LISTING =>

---

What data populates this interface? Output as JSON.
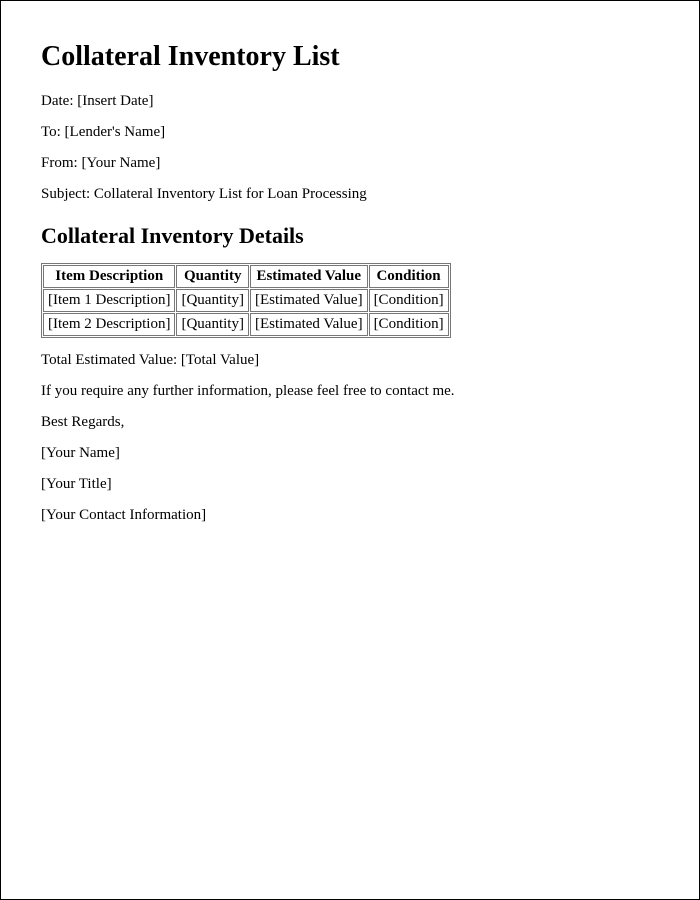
{
  "title": "Collateral Inventory List",
  "meta": {
    "date_label": "Date:",
    "date_value": "[Insert Date]",
    "to_label": "To:",
    "to_value": "[Lender's Name]",
    "from_label": "From:",
    "from_value": "[Your Name]",
    "subject_label": "Subject:",
    "subject_value": "Collateral Inventory List for Loan Processing"
  },
  "section_heading": "Collateral Inventory Details",
  "table": {
    "headers": {
      "item": "Item Description",
      "quantity": "Quantity",
      "value": "Estimated Value",
      "condition": "Condition"
    },
    "rows": [
      {
        "item": "[Item 1 Description]",
        "quantity": "[Quantity]",
        "value": "[Estimated Value]",
        "condition": "[Condition]"
      },
      {
        "item": "[Item 2 Description]",
        "quantity": "[Quantity]",
        "value": "[Estimated Value]",
        "condition": "[Condition]"
      }
    ]
  },
  "footer": {
    "total_label": "Total Estimated Value:",
    "total_value": "[Total Value]",
    "closing_line": "If you require any further information, please feel free to contact me.",
    "signoff": "Best Regards,",
    "name": "[Your Name]",
    "title": "[Your Title]",
    "contact": "[Your Contact Information]"
  }
}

---

PROBLEM STATEMENT => Return all lines with the word "title" in them.

TASK OUTPUT =>
  "title": "Collateral Inventory List",
    "title": "[Your Title]",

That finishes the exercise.